Document passage —
◇ ◇ ◇ ◇ ◇ ◇ ◇
# Lake whitehurst Walleye



## inshoremac (Jan 10, 2009)

Just wondering if anyone has fished for walleye in Lake Whitehurst before, and maybe had some sugestions on where to fish and what works good there. I grew up in northern Ohio fishing for them and would like to give it a try this year. I here the lake has some pretty nice ones in it now. 



Thanks

Mac


----------



## SkunkApe (Dec 9, 2006)

inshoremac said:


> Just wondering if anyone has fished for walleye in Lake Whitehurst before, and maybe had some sugestions on where to fish and what works good there. I grew up in northern Ohio fishing for them and would like to give it a try this year. I here the lake has some pretty nice ones in it now.
> 
> 
> 
> ...


Don't forget to get your 09 freshwater license for the yak. Yep, in addition to a regular fishing license, you'll a City of Norfolk boat license for your boat. $$$$$$$$ for the city, I know. 

Skunk


----------



## Entropy (Mar 9, 2008)
◇ ◇ ◇ ◇ ◇ ◇ ◇
[Some records]
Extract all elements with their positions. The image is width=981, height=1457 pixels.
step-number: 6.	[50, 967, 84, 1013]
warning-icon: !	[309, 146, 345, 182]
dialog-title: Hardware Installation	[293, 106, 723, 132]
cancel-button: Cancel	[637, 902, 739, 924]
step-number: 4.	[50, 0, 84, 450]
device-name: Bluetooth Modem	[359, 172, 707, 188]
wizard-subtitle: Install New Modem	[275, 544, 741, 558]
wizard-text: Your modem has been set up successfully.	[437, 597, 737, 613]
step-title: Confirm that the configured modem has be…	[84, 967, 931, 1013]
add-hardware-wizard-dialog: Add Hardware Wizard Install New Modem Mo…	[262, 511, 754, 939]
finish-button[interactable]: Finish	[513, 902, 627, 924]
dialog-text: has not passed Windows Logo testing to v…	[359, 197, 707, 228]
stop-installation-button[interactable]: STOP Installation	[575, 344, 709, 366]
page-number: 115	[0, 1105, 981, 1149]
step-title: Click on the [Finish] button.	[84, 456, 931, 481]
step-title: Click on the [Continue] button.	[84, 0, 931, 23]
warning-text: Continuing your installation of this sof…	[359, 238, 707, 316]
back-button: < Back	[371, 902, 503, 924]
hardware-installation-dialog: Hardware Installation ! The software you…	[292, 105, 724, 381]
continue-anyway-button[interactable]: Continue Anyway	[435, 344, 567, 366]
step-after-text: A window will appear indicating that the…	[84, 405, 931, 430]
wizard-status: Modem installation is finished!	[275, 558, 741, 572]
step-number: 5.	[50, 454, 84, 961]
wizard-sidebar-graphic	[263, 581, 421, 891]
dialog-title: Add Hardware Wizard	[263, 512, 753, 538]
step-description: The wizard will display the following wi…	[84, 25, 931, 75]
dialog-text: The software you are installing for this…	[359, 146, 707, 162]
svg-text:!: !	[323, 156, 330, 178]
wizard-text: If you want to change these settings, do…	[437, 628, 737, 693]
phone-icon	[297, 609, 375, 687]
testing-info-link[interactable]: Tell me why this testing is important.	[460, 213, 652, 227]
◇ ◇ ◇ ◇ ◇ ◇ ◇
Exercise set —
A) Reproduce the records verbatim, starting with their first line and going on through the line that contains "wizard-subtitle: Install New", with both of those lines included.
B) Continue the forum thread about walleye fishing in Lake Whitehurst from the point where it stops.

The answers —
A)
Extract all elements with their positions. The image is width=981, height=1457 pixels.
step-number: 6.	[50, 967, 84, 1013]
warning-icon: !	[309, 146, 345, 182]
dialog-title: Hardware Installation	[293, 106, 723, 132]
cancel-button: Cancel	[637, 902, 739, 924]
step-number: 4.	[50, 0, 84, 450]
device-name: Bluetooth Modem	[359, 172, 707, 188]
wizard-subtitle: Install New Modem	[275, 544, 741, 558]

B)
dont forget to pick up your permit so you can legally fish all the norfolk resavoirs. the two deepest holes are easily within paddling distance from the boat ramp. hell, they are within sight. this is where i usually do my walleye fishing. do a google search for a good topographic map and get out there.


----------



## permit (May 10, 2003)

off of the spillway that runs under shore drive and the end/start of the runway is the deepest water.


----------



## seeknfin (Dec 28, 2006)

Shad Raps or minnows under bobbers fished along the ledges in the borrow pit areas used to produce fish.

Good luck, Tim


----------



## bbcroaker (Jan 6, 2005)

Heard some time back that one of the Lone Star Lakes had walleyes .
Anybody know fore sure?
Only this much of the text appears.